• Exercise directions:
Can you rewrite the hugepages bug report from "Seems to happen" to "18446744073709551615 ...", changing "fsync()" to "fdatasync()" wherever it appears?

• Reading passage:
On 05.02.2007 [16:25:34 -0800], Nishanth Aravamudan wrote:
> Sorry, I botched Hugh's e-mail address, please make sure to reply to the
> correct one.
> 
> Thanks,
> Nish
> 
> On 05.02.2007 [16:19:04 -0800], Nishanth Aravamudan wrote:
> > Hi all,
> > 
> > So, here's the current state of the hugepages portion of my
> > /proc/meminfo (x86_64, 2.6.20-rc7, will test with 2.6.20 shortly,
> > but AFAICS, there haven't been many changes to hugepage code between
> > the two):

Reproduced on 2.6.20, and I think I've got a means to make it more
easily reproducible (at least on x86_64).

Please note, I found that when HugePages_Rsvd goes very large, I can
make it return to 0 by running `make func`, but killing it before it
gets to the sharing tests.  Rsvd returns to 0 in this case.

So, here's my means of reproducing it (as root, from the libhugetlbfs
root directory [1]):

# make sure everything is clean, hugepages wise
root@arkanoid# rm -rf /mnt/hugetlbfs/*
# if /proc/meminfo is already screwed up, run `make func` and kill it
# around when you see the mprotect testcase run, that seems to always
# work -- I'll try to be more scientific on this in a bit, to see which
# test causes the value to return to sanity

# run the linkshare testcase once, probably will die right away
root@arkanoid# HUGETLB_VERBOSE=99 HUGETLB_ELFMAP=y HUGETLB_SHARE=1 LD_LIBRARY_PATH=./obj64 ./tests/obj64/xBDT.linkshare
# you should see the testcase be killed, something like
# "FAIL    Child 1 killed by signal: Killed"
root@arkanoid# cat /proc/meminfo
# and a large value in meminfo now

Seems to happen every time I do this :) Note, part of this
reproducibility stems from a small modification to the details I gave
before. Before doing the posix_fadvise() call, I now do an fsync() on
the file-descriptor. Without the fsync(), it may take one or two
invocations before the test fails, but it still will in my experience so
far.

Also note, that I'm not trying to defend the way I'm approaching this
problem in libhugetlbfs (I'm very open to alternatives) -- but
regardless of what I do there, I don't think Rsvd should be
18446744073709551615 ...

Thanks,
Nish

[1]

You'll need the latest development snapshot of libhugetlbfs
(http://libhugetlbfs.ozlabs.org/snapshots/libhugetlbfs-dev-20070129.tar.gz)
as well as the following patch applied on top of it:

diff --git a/elflink.c b/elflink.c
index 5a57358..18926fa 100644
--- a/elflink.c
+++ b/elflink.c
@@ -186,8 +186,8 @@ static char share_path[PATH_MAX+1];
 #define MAX_HTLB_SEGS	2
 
 struct seg_info {
-	void *vaddr;
-	unsigned long filesz, memsz;
+	void *vaddr, *extra_vaddr;
+	unsigned long filesz, memsz, extrasz;
 	int prot;
 	int fd;
 	int phdr;
@@ -497,8 +497,7 @@ static inline int keep_symbol(Elf_Sym *s, void *start, void *end)

• Data shown:
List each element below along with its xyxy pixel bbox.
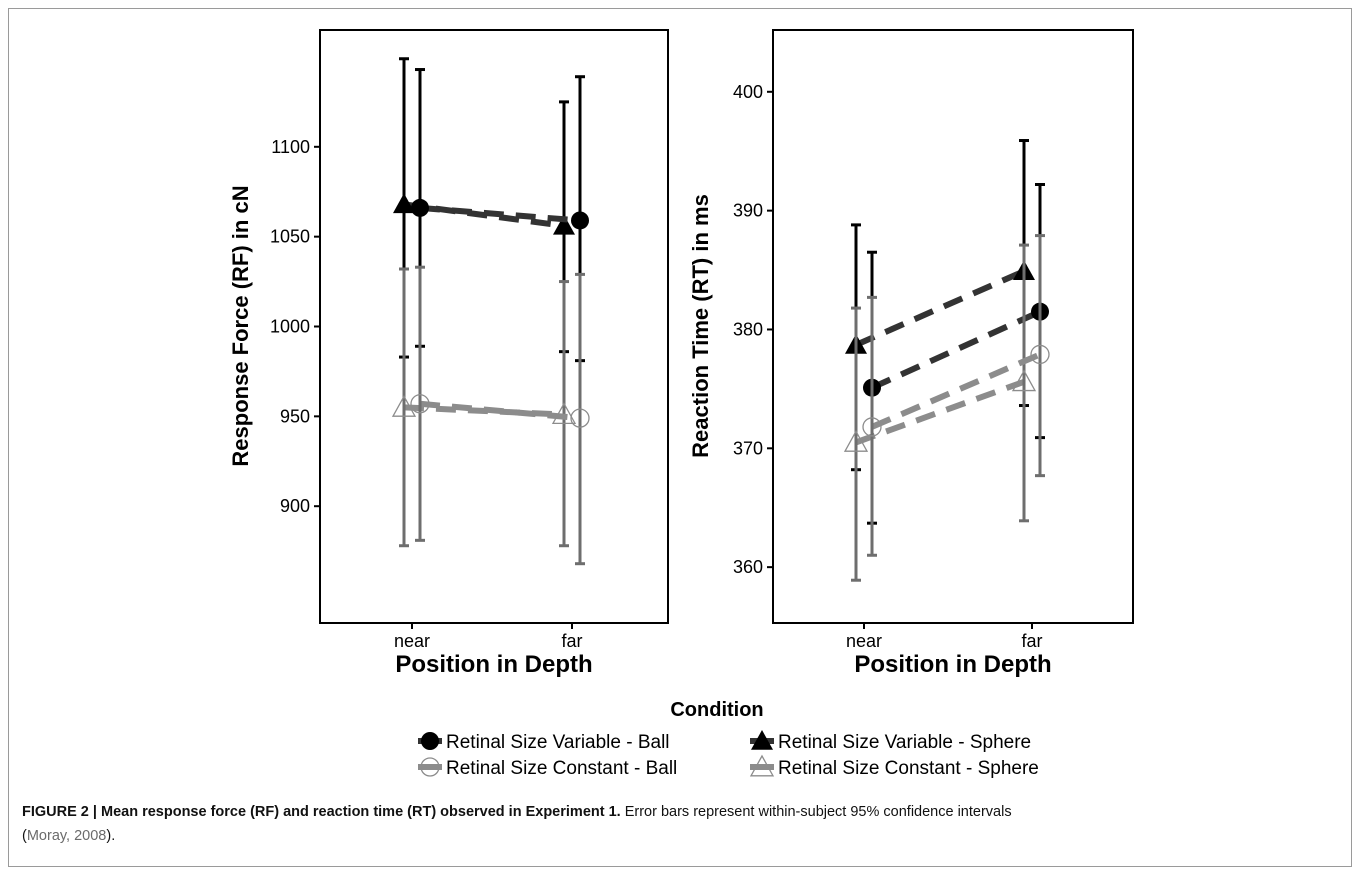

• Correct result:
Seems to happen every time I do this :) Note, part of this
reproducibility stems from a small modification to the details I gave
before. Before doing the posix_fadvise() call, I now do an fdatasync() on
the file-descriptor. Without the fdatasync(), it may take one or two
invocations before the test fails, but it still will in my experience so
far.

Also note, that I'm not trying to defend the way I'm approaching this
problem in libhugetlbfs (I'm very open to alternatives) -- but
regardless of what I do there, I don't think Rsvd should be
18446744073709551615 ...